Dataset items:
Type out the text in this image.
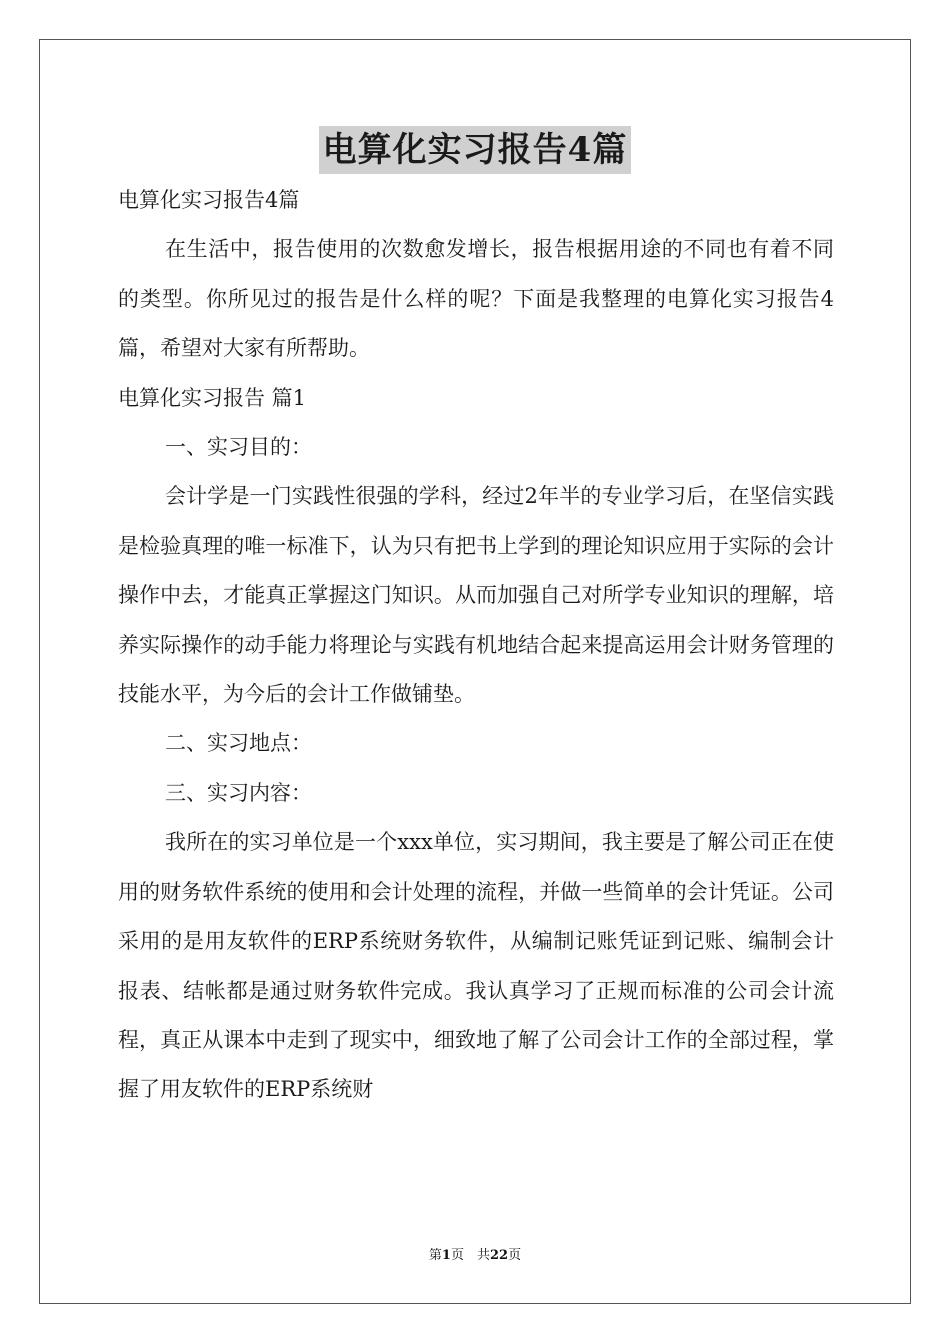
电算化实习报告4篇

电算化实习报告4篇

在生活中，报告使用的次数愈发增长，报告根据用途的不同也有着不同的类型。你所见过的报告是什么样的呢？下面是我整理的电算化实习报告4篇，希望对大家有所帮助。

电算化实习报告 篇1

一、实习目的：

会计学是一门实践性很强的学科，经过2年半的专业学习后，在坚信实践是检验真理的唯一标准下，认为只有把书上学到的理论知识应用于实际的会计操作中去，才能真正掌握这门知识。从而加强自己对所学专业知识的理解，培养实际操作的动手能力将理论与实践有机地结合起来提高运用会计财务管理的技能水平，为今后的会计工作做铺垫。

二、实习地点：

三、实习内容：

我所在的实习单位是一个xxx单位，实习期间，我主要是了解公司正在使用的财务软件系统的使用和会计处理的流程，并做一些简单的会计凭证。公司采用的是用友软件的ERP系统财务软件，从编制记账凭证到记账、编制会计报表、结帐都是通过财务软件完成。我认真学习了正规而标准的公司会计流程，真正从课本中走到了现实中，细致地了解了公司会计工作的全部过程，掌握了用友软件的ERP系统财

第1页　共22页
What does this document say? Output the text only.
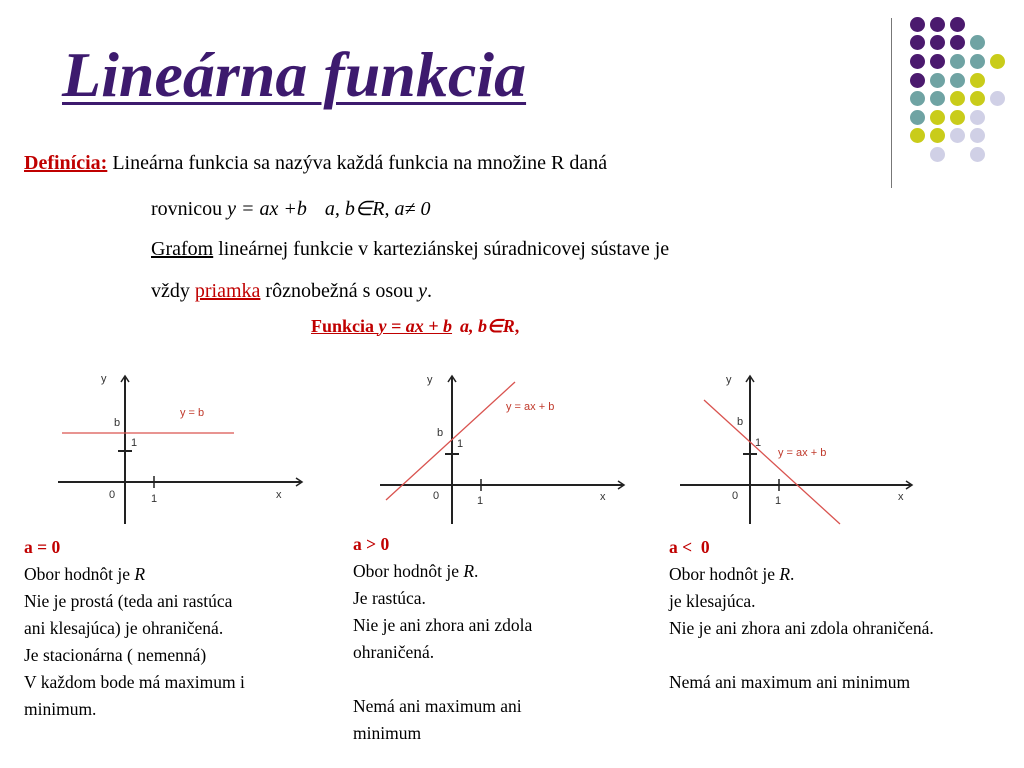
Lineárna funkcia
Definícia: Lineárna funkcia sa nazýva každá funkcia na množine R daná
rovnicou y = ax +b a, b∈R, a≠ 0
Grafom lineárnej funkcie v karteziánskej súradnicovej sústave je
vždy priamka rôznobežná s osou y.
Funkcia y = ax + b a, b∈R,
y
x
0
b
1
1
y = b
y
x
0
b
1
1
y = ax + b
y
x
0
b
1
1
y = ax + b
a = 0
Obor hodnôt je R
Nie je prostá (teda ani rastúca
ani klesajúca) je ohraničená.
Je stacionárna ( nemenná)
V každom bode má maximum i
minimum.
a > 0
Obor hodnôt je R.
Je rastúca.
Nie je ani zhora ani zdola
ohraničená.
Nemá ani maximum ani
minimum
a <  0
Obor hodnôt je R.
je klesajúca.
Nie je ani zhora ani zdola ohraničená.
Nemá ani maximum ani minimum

▸ WHAT THE EXERCISE ASKS:
Output the material word for word, omitting its pictures.

▸ RESPONSE TO THIS TASK:
Type out the text in this image.
电算化实习报告4篇

电算化实习报告4篇

在生活中，报告使用的次数愈发增长，报告根据用途的不同也有着不同的类型。你所见过的报告是什么样的呢？下面是我整理的电算化实习报告4篇，希望对大家有所帮助。

电算化实习报告 篇1

一、实习目的：

会计学是一门实践性很强的学科，经过2年半的专业学习后，在坚信实践是检验真理的唯一标准下，认为只有把书上学到的理论知识应用于实际的会计操作中去，才能真正掌握这门知识。从而加强自己对所学专业知识的理解，培养实际操作的动手能力将理论与实践有机地结合起来提高运用会计财务管理的技能水平，为今后的会计工作做铺垫。

二、实习地点：

三、实习内容：

我所在的实习单位是一个xxx单位，实习期间，我主要是了解公司正在使用的财务软件系统的使用和会计处理的流程，并做一些简单的会计凭证。公司采用的是用友软件的ERP系统财务软件，从编制记账凭证到记账、编制会计报表、结帐都是通过财务软件完成。我认真学习了正规而标准的公司会计流程，真正从课本中走到了现实中，细致地了解了公司会计工作的全部过程，掌握了用友软件的ERP系统财

第1页　共22页
What does this document say? Output the text only.
Lineárna funkcia
Definícia: Lineárna funkcia sa nazýva každá funkcia na množine R daná
rovnicou y = ax +b a, b∈R, a≠ 0
Grafom lineárnej funkcie v karteziánskej súradnicovej sústave je
vždy priamka rôznobežná s osou y.
Funkcia y = ax + b a, b∈R,
y
x
0
b
1
1
y = b
y
x
0
b
1
1
y = ax + b
y
x
0
b
1
1
y = ax + b
a = 0
Obor hodnôt je R
Nie je prostá (teda ani rastúca
ani klesajúca) je ohraničená.
Je stacionárna ( nemenná)
V každom bode má maximum i
minimum.
a > 0
Obor hodnôt je R.
Je rastúca.
Nie je ani zhora ani zdola
ohraničená.
Nemá ani maximum ani
minimum
a <  0
Obor hodnôt je R.
je klesajúca.
Nie je ani zhora ani zdola ohraničená.
Nemá ani maximum ani minimum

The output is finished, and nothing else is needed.